What is asked: Leave the pictures aside and write out exactly every line from the one containing "What does this" through the last line.

---------- Records supplied

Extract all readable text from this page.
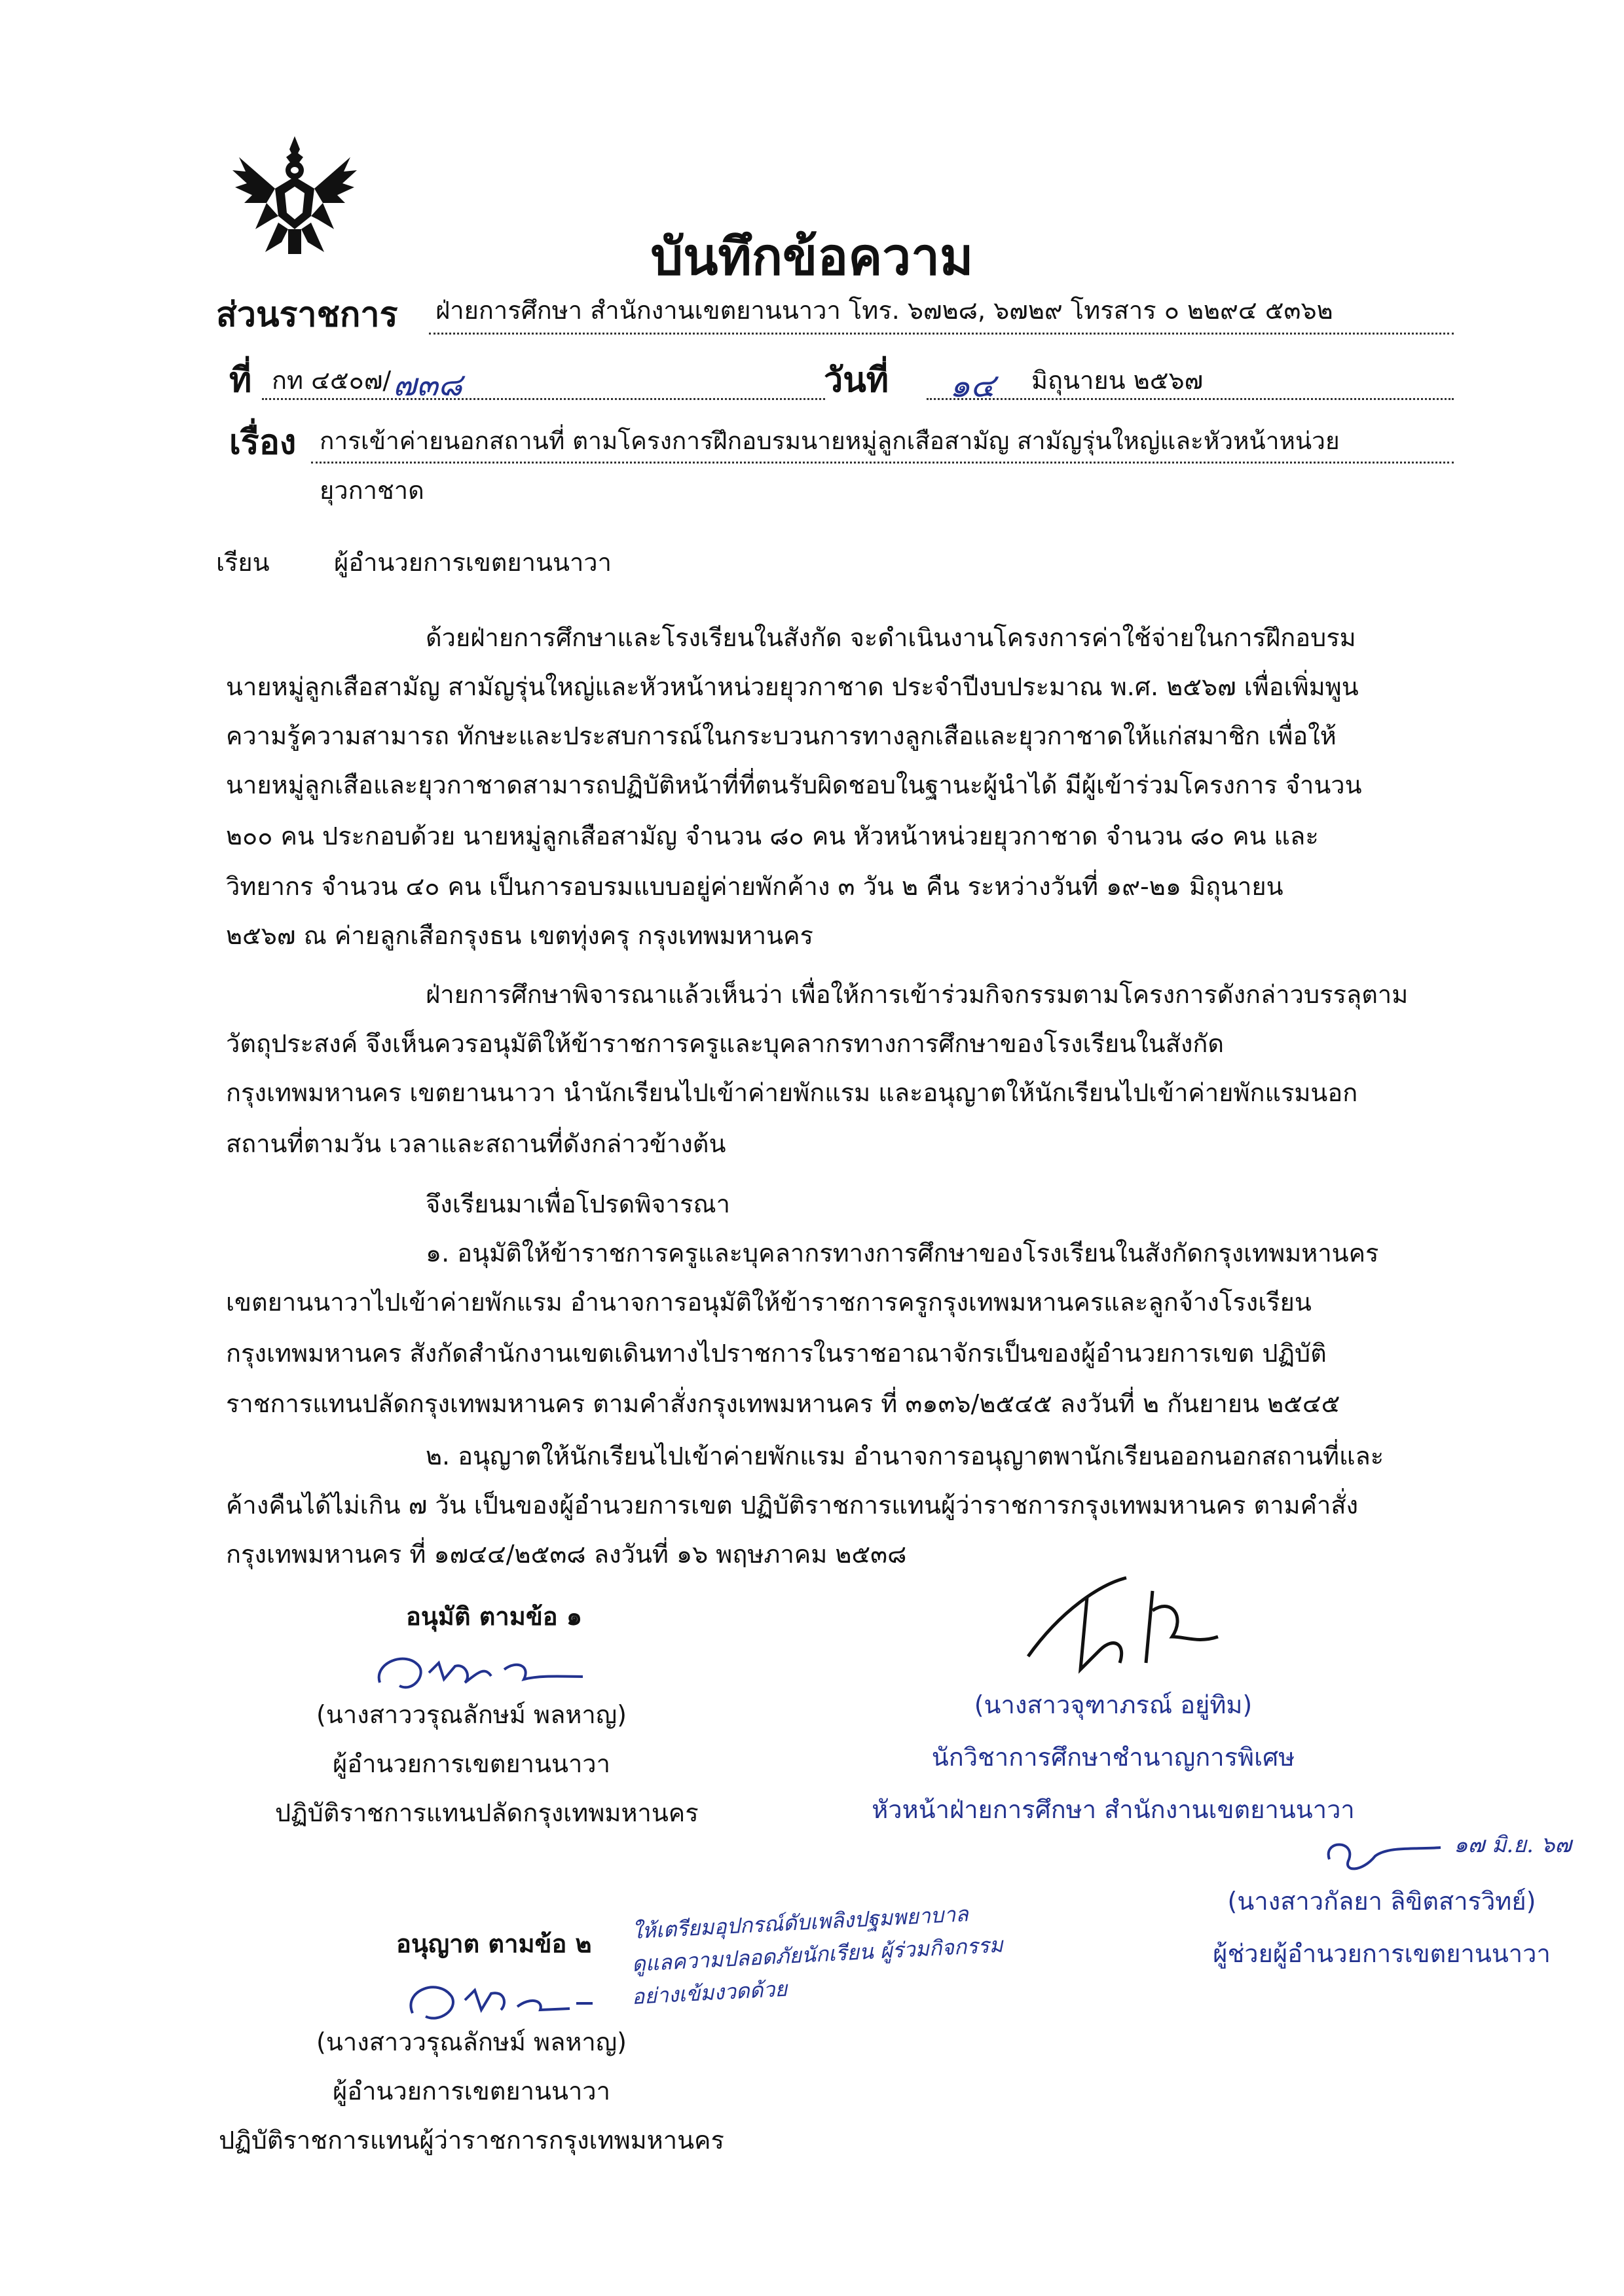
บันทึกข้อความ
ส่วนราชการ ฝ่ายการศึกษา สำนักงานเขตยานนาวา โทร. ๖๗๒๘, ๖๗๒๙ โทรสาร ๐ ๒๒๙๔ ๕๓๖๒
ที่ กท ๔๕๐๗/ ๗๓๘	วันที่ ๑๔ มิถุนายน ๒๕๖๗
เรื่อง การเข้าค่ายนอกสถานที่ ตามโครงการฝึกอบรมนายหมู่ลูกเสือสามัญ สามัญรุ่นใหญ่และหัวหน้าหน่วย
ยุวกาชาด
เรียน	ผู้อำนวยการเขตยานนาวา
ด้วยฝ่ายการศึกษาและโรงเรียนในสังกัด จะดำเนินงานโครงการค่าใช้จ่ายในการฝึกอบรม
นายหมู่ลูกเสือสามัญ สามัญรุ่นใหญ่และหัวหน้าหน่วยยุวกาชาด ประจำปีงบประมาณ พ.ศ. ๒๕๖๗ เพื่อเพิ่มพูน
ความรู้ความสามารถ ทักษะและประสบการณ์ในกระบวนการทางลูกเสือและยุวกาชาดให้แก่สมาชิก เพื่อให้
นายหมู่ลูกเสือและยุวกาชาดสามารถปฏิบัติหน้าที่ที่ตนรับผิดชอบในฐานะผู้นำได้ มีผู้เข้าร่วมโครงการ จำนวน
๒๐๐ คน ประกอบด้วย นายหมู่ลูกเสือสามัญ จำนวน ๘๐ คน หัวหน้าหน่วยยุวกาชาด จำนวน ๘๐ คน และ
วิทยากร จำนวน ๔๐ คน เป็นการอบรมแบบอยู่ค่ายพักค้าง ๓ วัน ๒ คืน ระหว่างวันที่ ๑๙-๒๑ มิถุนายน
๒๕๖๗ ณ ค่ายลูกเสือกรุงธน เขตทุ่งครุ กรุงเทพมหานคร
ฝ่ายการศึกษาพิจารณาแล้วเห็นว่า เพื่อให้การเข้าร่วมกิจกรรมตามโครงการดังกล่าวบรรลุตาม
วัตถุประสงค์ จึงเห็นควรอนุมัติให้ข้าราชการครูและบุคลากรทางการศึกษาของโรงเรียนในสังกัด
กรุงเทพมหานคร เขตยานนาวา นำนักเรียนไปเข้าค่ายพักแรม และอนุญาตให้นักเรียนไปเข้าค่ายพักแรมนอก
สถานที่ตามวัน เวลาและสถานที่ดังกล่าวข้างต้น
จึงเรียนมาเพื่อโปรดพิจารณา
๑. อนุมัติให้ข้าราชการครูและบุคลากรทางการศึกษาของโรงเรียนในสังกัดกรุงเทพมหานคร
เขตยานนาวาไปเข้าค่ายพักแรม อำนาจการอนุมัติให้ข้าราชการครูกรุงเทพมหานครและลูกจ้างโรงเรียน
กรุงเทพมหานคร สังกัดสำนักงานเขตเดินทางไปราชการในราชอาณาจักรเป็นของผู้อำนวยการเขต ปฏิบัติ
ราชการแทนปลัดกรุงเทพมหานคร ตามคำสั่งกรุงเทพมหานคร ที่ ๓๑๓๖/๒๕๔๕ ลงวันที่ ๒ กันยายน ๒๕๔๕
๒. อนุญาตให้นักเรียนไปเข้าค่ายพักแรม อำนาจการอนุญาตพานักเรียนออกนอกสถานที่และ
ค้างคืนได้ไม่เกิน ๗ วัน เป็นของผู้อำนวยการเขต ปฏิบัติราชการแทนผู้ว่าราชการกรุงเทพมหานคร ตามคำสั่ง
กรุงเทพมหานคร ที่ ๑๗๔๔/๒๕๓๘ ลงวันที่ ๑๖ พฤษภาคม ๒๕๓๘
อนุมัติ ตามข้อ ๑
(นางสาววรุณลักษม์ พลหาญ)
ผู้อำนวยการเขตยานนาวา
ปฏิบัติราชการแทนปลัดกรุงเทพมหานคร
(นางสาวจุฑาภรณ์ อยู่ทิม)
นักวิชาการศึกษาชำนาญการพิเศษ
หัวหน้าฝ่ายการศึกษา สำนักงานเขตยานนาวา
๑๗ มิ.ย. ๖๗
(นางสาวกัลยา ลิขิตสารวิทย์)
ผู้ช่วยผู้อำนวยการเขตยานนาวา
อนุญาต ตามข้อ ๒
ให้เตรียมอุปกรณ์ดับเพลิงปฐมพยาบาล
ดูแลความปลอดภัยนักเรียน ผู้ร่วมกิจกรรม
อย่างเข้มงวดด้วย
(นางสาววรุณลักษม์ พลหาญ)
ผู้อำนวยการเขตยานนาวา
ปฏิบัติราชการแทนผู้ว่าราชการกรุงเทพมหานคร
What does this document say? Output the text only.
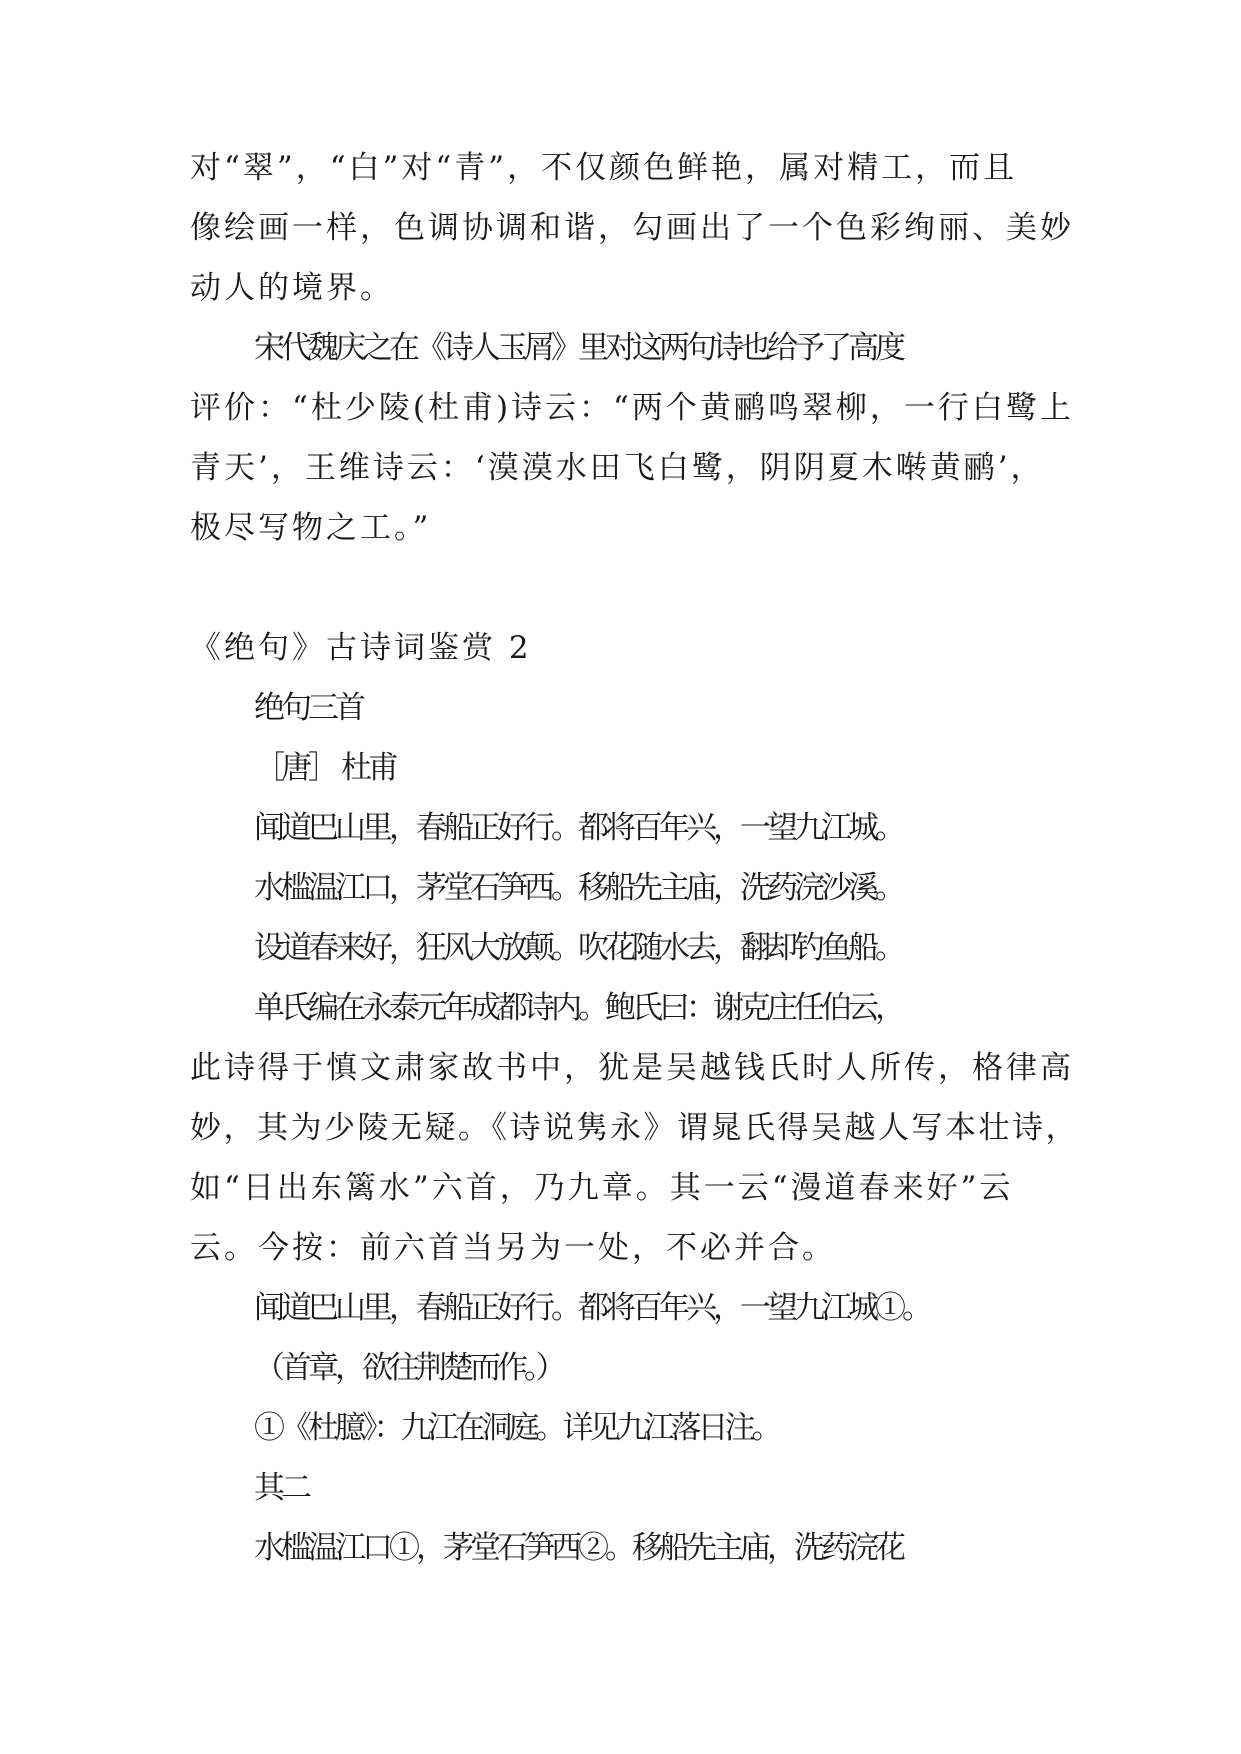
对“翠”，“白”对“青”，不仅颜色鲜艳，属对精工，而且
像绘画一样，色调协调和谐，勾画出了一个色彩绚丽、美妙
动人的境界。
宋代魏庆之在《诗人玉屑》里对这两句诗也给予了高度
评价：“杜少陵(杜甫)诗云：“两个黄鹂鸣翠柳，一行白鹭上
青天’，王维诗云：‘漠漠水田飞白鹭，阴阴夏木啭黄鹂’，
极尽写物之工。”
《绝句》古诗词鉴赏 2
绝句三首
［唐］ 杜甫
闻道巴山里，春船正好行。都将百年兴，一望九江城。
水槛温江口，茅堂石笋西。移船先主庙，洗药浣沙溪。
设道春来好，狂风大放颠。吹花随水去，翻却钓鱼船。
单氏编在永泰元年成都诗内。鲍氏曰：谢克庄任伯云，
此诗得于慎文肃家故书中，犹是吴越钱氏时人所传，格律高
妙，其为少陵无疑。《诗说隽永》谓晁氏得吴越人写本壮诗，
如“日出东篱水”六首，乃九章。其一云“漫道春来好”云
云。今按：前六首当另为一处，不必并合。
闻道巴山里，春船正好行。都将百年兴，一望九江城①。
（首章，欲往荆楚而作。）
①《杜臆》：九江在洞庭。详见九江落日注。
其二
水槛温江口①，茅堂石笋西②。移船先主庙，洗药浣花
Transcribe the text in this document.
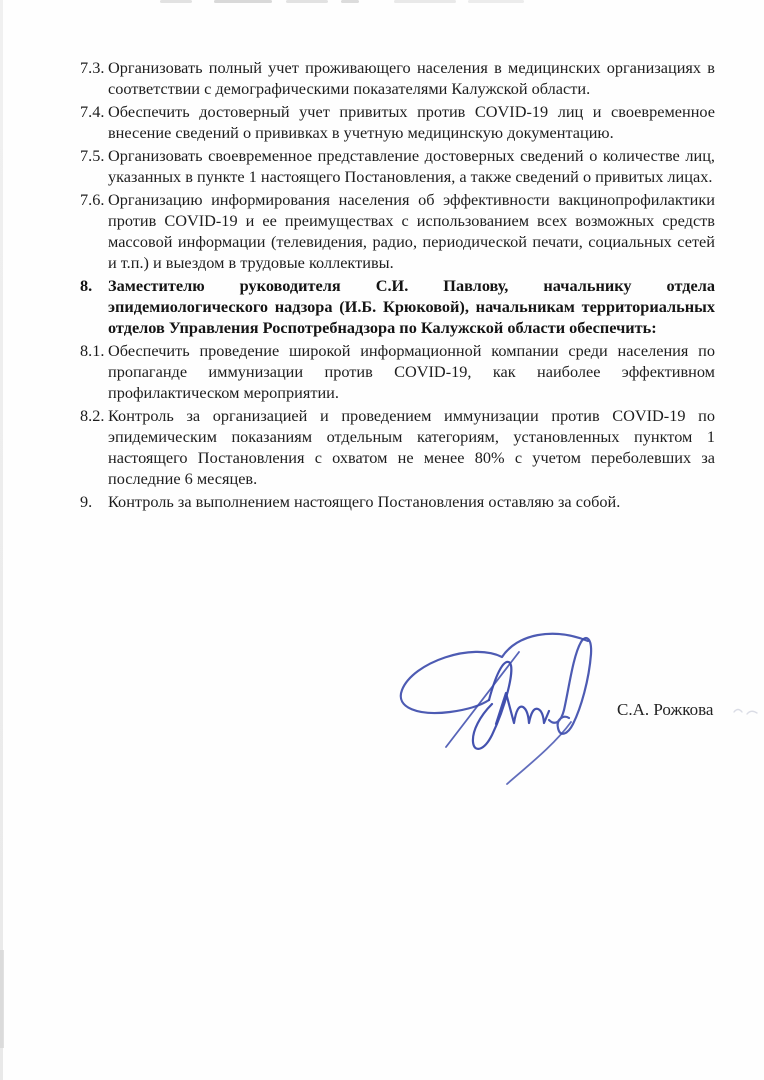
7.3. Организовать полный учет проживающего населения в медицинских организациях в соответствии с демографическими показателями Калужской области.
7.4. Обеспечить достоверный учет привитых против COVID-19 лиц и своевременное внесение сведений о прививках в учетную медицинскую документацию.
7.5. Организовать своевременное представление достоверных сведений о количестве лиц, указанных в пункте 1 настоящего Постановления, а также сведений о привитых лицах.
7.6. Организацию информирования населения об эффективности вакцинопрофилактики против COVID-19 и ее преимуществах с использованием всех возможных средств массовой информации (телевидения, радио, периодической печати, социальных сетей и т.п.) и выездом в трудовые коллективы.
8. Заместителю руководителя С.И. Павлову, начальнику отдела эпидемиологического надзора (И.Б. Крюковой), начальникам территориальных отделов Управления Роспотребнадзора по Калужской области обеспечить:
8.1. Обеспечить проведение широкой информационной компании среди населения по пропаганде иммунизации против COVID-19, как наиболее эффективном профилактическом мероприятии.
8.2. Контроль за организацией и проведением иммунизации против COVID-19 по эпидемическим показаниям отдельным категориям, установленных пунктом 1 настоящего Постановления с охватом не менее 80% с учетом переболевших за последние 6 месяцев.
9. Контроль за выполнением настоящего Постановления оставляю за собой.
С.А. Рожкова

--------------------

Solution for this exercise:
What does this document say? Output the text only.
对“翠”，“白”对“青”，不仅颜色鲜艳，属对精工，而且
像绘画一样，色调协调和谐，勾画出了一个色彩绚丽、美妙
动人的境界。
宋代魏庆之在《诗人玉屑》里对这两句诗也给予了高度
评价：“杜少陵(杜甫)诗云：“两个黄鹂鸣翠柳，一行白鹭上
青天’，王维诗云：‘漠漠水田飞白鹭，阴阴夏木啭黄鹂’，
极尽写物之工。”
《绝句》古诗词鉴赏 2
绝句三首
［唐］ 杜甫
闻道巴山里，春船正好行。都将百年兴，一望九江城。
水槛温江口，茅堂石笋西。移船先主庙，洗药浣沙溪。
设道春来好，狂风大放颠。吹花随水去，翻却钓鱼船。
单氏编在永泰元年成都诗内。鲍氏曰：谢克庄任伯云，
此诗得于慎文肃家故书中，犹是吴越钱氏时人所传，格律高
妙，其为少陵无疑。《诗说隽永》谓晁氏得吴越人写本壮诗，
如“日出东篱水”六首，乃九章。其一云“漫道春来好”云
云。今按：前六首当另为一处，不必并合。
闻道巴山里，春船正好行。都将百年兴，一望九江城①。
（首章，欲往荆楚而作。）
①《杜臆》：九江在洞庭。详见九江落日注。
其二
水槛温江口①，茅堂石笋西②。移船先主庙，洗药浣花
Transcribe the text in this document.
7.3. Организовать полный учет проживающего населения в медицинских организациях в соответствии с демографическими показателями Калужской области.
7.4. Обеспечить достоверный учет привитых против COVID-19 лиц и своевременное внесение сведений о прививках в учетную медицинскую документацию.
7.5. Организовать своевременное представление достоверных сведений о количестве лиц, указанных в пункте 1 настоящего Постановления, а также сведений о привитых лицах.
7.6. Организацию информирования населения об эффективности вакцинопрофилактики против COVID-19 и ее преимуществах с использованием всех возможных средств массовой информации (телевидения, радио, периодической печати, социальных сетей и т.п.) и выездом в трудовые коллективы.
8. Заместителю руководителя С.И. Павлову, начальнику отдела эпидемиологического надзора (И.Б. Крюковой), начальникам территориальных отделов Управления Роспотребнадзора по Калужской области обеспечить:
8.1. Обеспечить проведение широкой информационной компании среди населения по пропаганде иммунизации против COVID-19, как наиболее эффективном профилактическом мероприятии.
8.2. Контроль за организацией и проведением иммунизации против COVID-19 по эпидемическим показаниям отдельным категориям, установленных пунктом 1 настоящего Постановления с охватом не менее 80% с учетом переболевших за последние 6 месяцев.
9. Контроль за выполнением настоящего Постановления оставляю за собой.
С.А. Рожкова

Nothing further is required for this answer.